[Dataset records Boundary: Start]
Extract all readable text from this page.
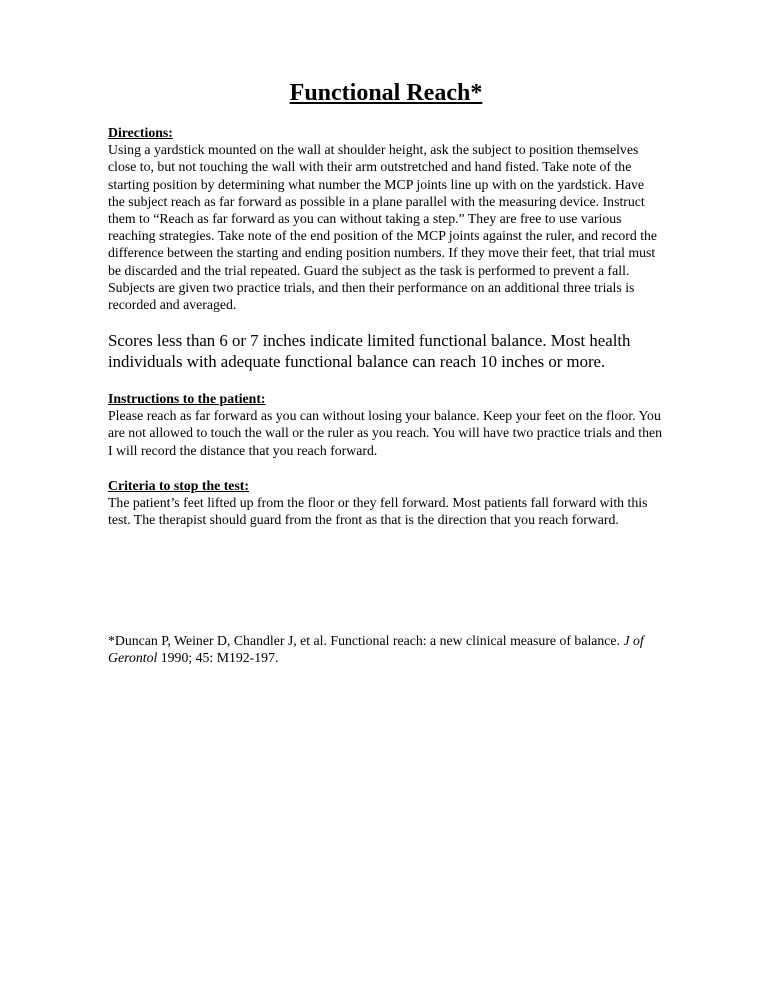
Functional Reach*
Directions:
Using a yardstick mounted on the wall at shoulder height, ask the subject to position themselves close to, but not touching the wall with their arm outstretched and hand fisted. Take note of the starting position by determining what number the MCP joints line up with on the yardstick. Have the subject reach as far forward as possible in a plane parallel with the measuring device. Instruct them to “Reach as far forward as you can without taking a step.” They are free to use various reaching strategies. Take note of the end position of the MCP joints against the ruler, and record the difference between the starting and ending position numbers. If they move their feet, that trial must be discarded and the trial repeated. Guard the subject as the task is performed to prevent a fall. Subjects are given two practice trials, and then their performance on an additional three trials is recorded and averaged.
Scores less than 6 or 7 inches indicate limited functional balance. Most health individuals with adequate functional balance can reach 10 inches or more.
Instructions to the patient:
Please reach as far forward as you can without losing your balance. Keep your feet on the floor. You are not allowed to touch the wall or the ruler as you reach. You will have two practice trials and then I will record the distance that you reach forward.
Criteria to stop the test:
The patient’s feet lifted up from the floor or they fell forward. Most patients fall forward with this test. The therapist should guard from the front as that is the direction that you reach forward.
*Duncan P, Weiner D, Chandler J, et al. Functional reach: a new clinical measure of balance. J of Gerontol 1990; 45: M192-197.
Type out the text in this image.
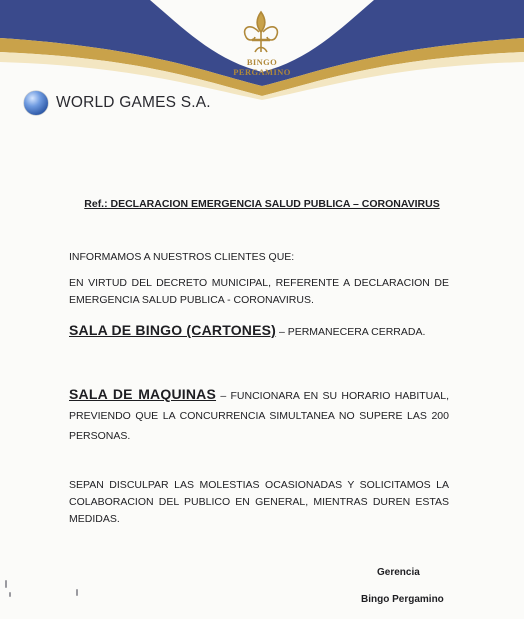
BINGO

PERGAMINO

WORLD GAMES S.A.

Ref.: DECLARACION EMERGENCIA SALUD PUBLICA – CORONAVIRUS

INFORMAMOS A NUESTROS CLIENTES QUE:

EN VIRTUD DEL DECRETO MUNICIPAL, REFERENTE A DECLARACION DE EMERGENCIA SALUD PUBLICA - CORONAVIRUS.

SALA DE BINGO (CARTONES) – PERMANECERA CERRADA.

SALA DE MAQUINAS – FUNCIONARA EN SU HORARIO HABITUAL, PREVIENDO QUE LA CONCURRENCIA SIMULTANEA NO SUPERE LAS 200 PERSONAS.

SEPAN DISCULPAR LAS MOLESTIAS OCASIONADAS Y SOLICITAMOS LA COLABORACION DEL PUBLICO EN GENERAL, MIENTRAS DUREN ESTAS MEDIDAS.

Gerencia

Bingo Pergamino
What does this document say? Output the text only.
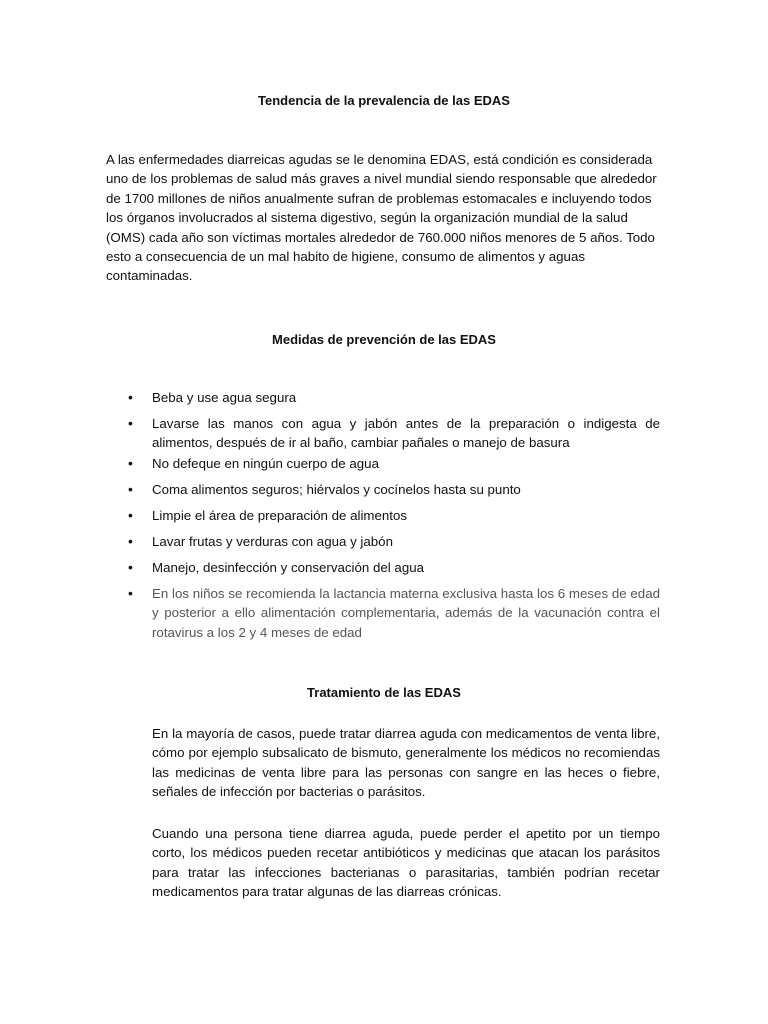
Tendencia de la prevalencia de las EDAS

A las enfermedades diarreicas agudas se le denomina EDAS, está condición es considerada uno de los problemas de salud más graves a nivel mundial siendo responsable que alrededor de 1700 millones de niños anualmente sufran de problemas estomacales e incluyendo todos los órganos involucrados al sistema digestivo, según la organización mundial de la salud (OMS) cada año son víctimas mortales alrededor de 760.000 niños menores de 5 años. Todo esto a consecuencia de un mal habito de higiene, consumo de alimentos y aguas contaminadas.

Medidas de prevención de las EDAS
• Beba y use agua segura
• Lavarse las manos con agua y jabón antes de la preparación o indigesta de alimentos, después de ir al baño, cambiar pañales o manejo de basura
• No defeque en ningún cuerpo de agua
• Coma alimentos seguros; hiérvalos y cocínelos hasta su punto
• Limpie el área de preparación de alimentos
• Lavar frutas y verduras con agua y jabón
• Manejo, desinfección y conservación del agua
• En los niños se recomienda la lactancia materna exclusiva hasta los 6 meses de edad y posterior a ello alimentación complementaria, además de la vacunación contra el rotavirus a los 2 y 4 meses de edad
Tratamiento de las EDAS

En la mayoría de casos, puede tratar diarrea aguda con medicamentos de venta libre, cómo por ejemplo subsalicato de bismuto, generalmente los médicos no recomiendas las medicinas de venta libre para las personas con sangre en las heces o fiebre, señales de infección por bacterias o parásitos.

Cuando una persona tiene diarrea aguda, puede perder el apetito por un tiempo corto, los médicos pueden recetar antibióticos y medicinas que atacan los parásitos para tratar las infecciones bacterianas o parasitarias, también podrían recetar medicamentos para tratar algunas de las diarreas crónicas.
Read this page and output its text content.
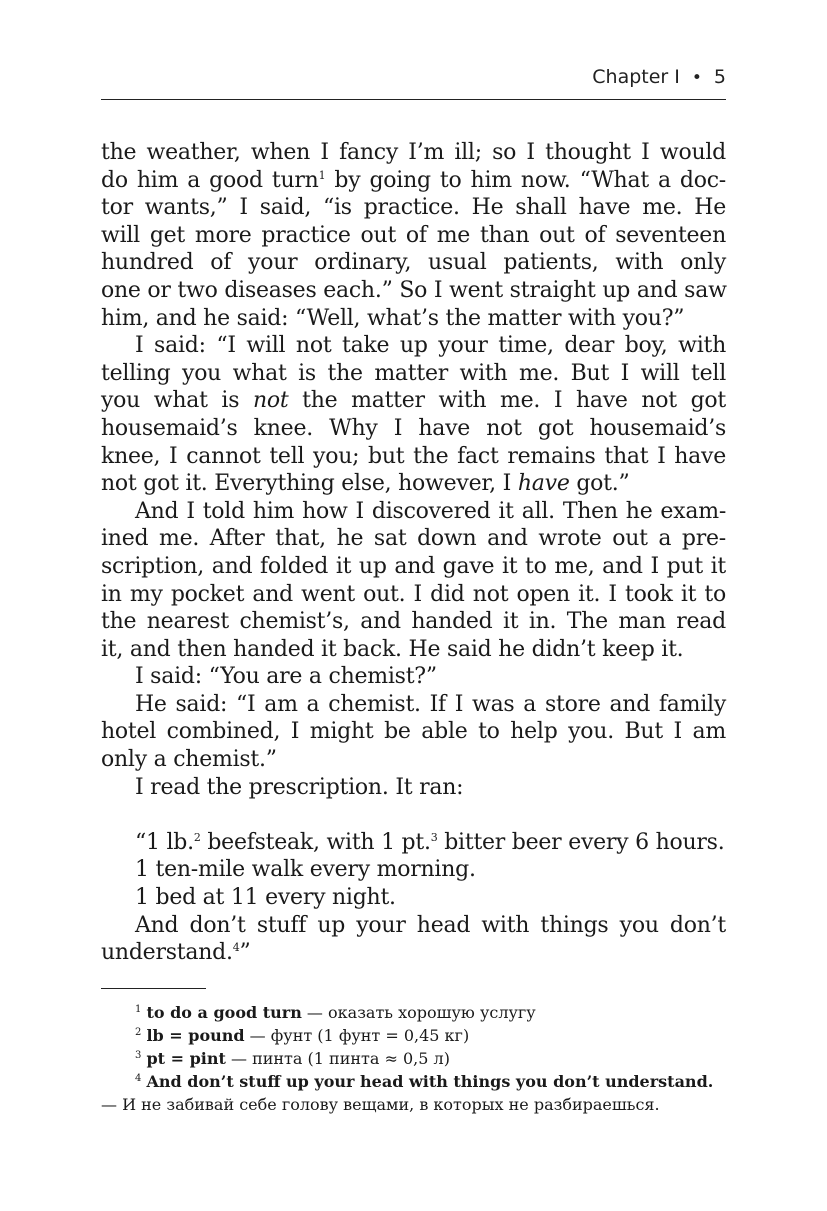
Chapter I • 5

the weather, when I fancy I’m ill; so I thought I would
do him a good turn$^1$ by going to him now. “What a doc-
tor wants,” I said, “is practice. He shall have me. He
will get more practice out of me than out of seventeen
hundred of your ordinary, usual patients, with only
one or two diseases each.” So I went straight up and saw
him, and he said: “Well, what’s the matter with you?”

I said: “I will not take up your time, dear boy, with
telling you what is the matter with me. But I will tell
you what is not the matter with me. I have not got
housemaid’s knee. Why I have not got housemaid’s
knee, I cannot tell you; but the fact remains that I have
not got it. Everything else, however, I have got.”

And I told him how I discovered it all. Then he exam-
ined me. After that, he sat down and wrote out a pre-
scription, and folded it up and gave it to me, and I put it
in my pocket and went out. I did not open it. I took it to
the nearest chemist’s, and handed it in. The man read
it, and then handed it back. He said he didn’t keep it.

I said: “You are a chemist?”

He said: “I am a chemist. If I was a store and family
hotel combined, I might be able to help you. But I am
only a chemist.”

I read the prescription. It ran:

“1 lb.$^2$ beefsteak, with 1 pt.$^3$ bitter beer every 6 hours.

1 ten-mile walk every morning.

1 bed at 11 every night.

And don’t stuff up your head with things you don’t
understand.$^4$”

$^1$ to do a good turn — оказать хорошую услугу

$^2$ lb = pound — фунт (1 фунт = 0,45 кг)

$^3$ pt = pint — пинта (1 пинта ≈ 0,5 л)

$^4$ And don’t stuff up your head with things you don’t understand. — И не забивай себе голову вещами, в которых не разбираешься.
[Dataset records Boundary: End]
Task goal » All of the entries above need to be transcribed exactly, except for the pictures.

Solution to the problem »
Extract all readable text from this page.
Functional Reach*
Directions:
Using a yardstick mounted on the wall at shoulder height, ask the subject to position themselves close to, but not touching the wall with their arm outstretched and hand fisted. Take note of the starting position by determining what number the MCP joints line up with on the yardstick. Have the subject reach as far forward as possible in a plane parallel with the measuring device. Instruct them to “Reach as far forward as you can without taking a step.” They are free to use various reaching strategies. Take note of the end position of the MCP joints against the ruler, and record the difference between the starting and ending position numbers. If they move their feet, that trial must be discarded and the trial repeated. Guard the subject as the task is performed to prevent a fall. Subjects are given two practice trials, and then their performance on an additional three trials is recorded and averaged.
Scores less than 6 or 7 inches indicate limited functional balance. Most health individuals with adequate functional balance can reach 10 inches or more.
Instructions to the patient:
Please reach as far forward as you can without losing your balance. Keep your feet on the floor. You are not allowed to touch the wall or the ruler as you reach. You will have two practice trials and then I will record the distance that you reach forward.
Criteria to stop the test:
The patient’s feet lifted up from the floor or they fell forward. Most patients fall forward with this test. The therapist should guard from the front as that is the direction that you reach forward.
*Duncan P, Weiner D, Chandler J, et al. Functional reach: a new clinical measure of balance. J of Gerontol 1990; 45: M192-197.
Type out the text in this image.
BINGO

PERGAMINO

WORLD GAMES S.A.

Ref.: DECLARACION EMERGENCIA SALUD PUBLICA – CORONAVIRUS

INFORMAMOS A NUESTROS CLIENTES QUE:

EN VIRTUD DEL DECRETO MUNICIPAL, REFERENTE A DECLARACION DE EMERGENCIA SALUD PUBLICA - CORONAVIRUS.

SALA DE BINGO (CARTONES) – PERMANECERA CERRADA.

SALA DE MAQUINAS – FUNCIONARA EN SU HORARIO HABITUAL, PREVIENDO QUE LA CONCURRENCIA SIMULTANEA NO SUPERE LAS 200 PERSONAS.

SEPAN DISCULPAR LAS MOLESTIAS OCASIONADAS Y SOLICITAMOS LA COLABORACION DEL PUBLICO EN GENERAL, MIENTRAS DUREN ESTAS MEDIDAS.

Gerencia

Bingo Pergamino
What does this document say? Output the text only.
Tendencia de la prevalencia de las EDAS

A las enfermedades diarreicas agudas se le denomina EDAS, está condición es considerada uno de los problemas de salud más graves a nivel mundial siendo responsable que alrededor de 1700 millones de niños anualmente sufran de problemas estomacales e incluyendo todos los órganos involucrados al sistema digestivo, según la organización mundial de la salud (OMS) cada año son víctimas mortales alrededor de 760.000 niños menores de 5 años. Todo esto a consecuencia de un mal habito de higiene, consumo de alimentos y aguas contaminadas.

Medidas de prevención de las EDAS
• Beba y use agua segura
• Lavarse las manos con agua y jabón antes de la preparación o indigesta de alimentos, después de ir al baño, cambiar pañales o manejo de basura
• No defeque en ningún cuerpo de agua
• Coma alimentos seguros; hiérvalos y cocínelos hasta su punto
• Limpie el área de preparación de alimentos
• Lavar frutas y verduras con agua y jabón
• Manejo, desinfección y conservación del agua
• En los niños se recomienda la lactancia materna exclusiva hasta los 6 meses de edad y posterior a ello alimentación complementaria, además de la vacunación contra el rotavirus a los 2 y 4 meses de edad
Tratamiento de las EDAS

En la mayoría de casos, puede tratar diarrea aguda con medicamentos de venta libre, cómo por ejemplo subsalicato de bismuto, generalmente los médicos no recomiendas las medicinas de venta libre para las personas con sangre en las heces o fiebre, señales de infección por bacterias o parásitos.

Cuando una persona tiene diarrea aguda, puede perder el apetito por un tiempo corto, los médicos pueden recetar antibióticos y medicinas que atacan los parásitos para tratar las infecciones bacterianas o parasitarias, también podrían recetar medicamentos para tratar algunas de las diarreas crónicas.
Read this page and output its text content.
Chapter I • 5

the weather, when I fancy I’m ill; so I thought I would
do him a good turn$^1$ by going to him now. “What a doc-
tor wants,” I said, “is practice. He shall have me. He
will get more practice out of me than out of seventeen
hundred of your ordinary, usual patients, with only
one or two diseases each.” So I went straight up and saw
him, and he said: “Well, what’s the matter with you?”

I said: “I will not take up your time, dear boy, with
telling you what is the matter with me. But I will tell
you what is not the matter with me. I have not got
housemaid’s knee. Why I have not got housemaid’s
knee, I cannot tell you; but the fact remains that I have
not got it. Everything else, however, I have got.”

And I told him how I discovered it all. Then he exam-
ined me. After that, he sat down and wrote out a pre-
scription, and folded it up and gave it to me, and I put it
in my pocket and went out. I did not open it. I took it to
the nearest chemist’s, and handed it in. The man read
it, and then handed it back. He said he didn’t keep it.

I said: “You are a chemist?”

He said: “I am a chemist. If I was a store and family
hotel combined, I might be able to help you. But I am
only a chemist.”

I read the prescription. It ran:

“1 lb.$^2$ beefsteak, with 1 pt.$^3$ bitter beer every 6 hours.

1 ten-mile walk every morning.

1 bed at 11 every night.

And don’t stuff up your head with things you don’t
understand.$^4$”

$^1$ to do a good turn — оказать хорошую услугу

$^2$ lb = pound — фунт (1 фунт = 0,45 кг)

$^3$ pt = pint — пинта (1 пинта ≈ 0,5 л)

$^4$ And don’t stuff up your head with things you don’t understand. — И не забивай себе голову вещами, в которых не разбираешься.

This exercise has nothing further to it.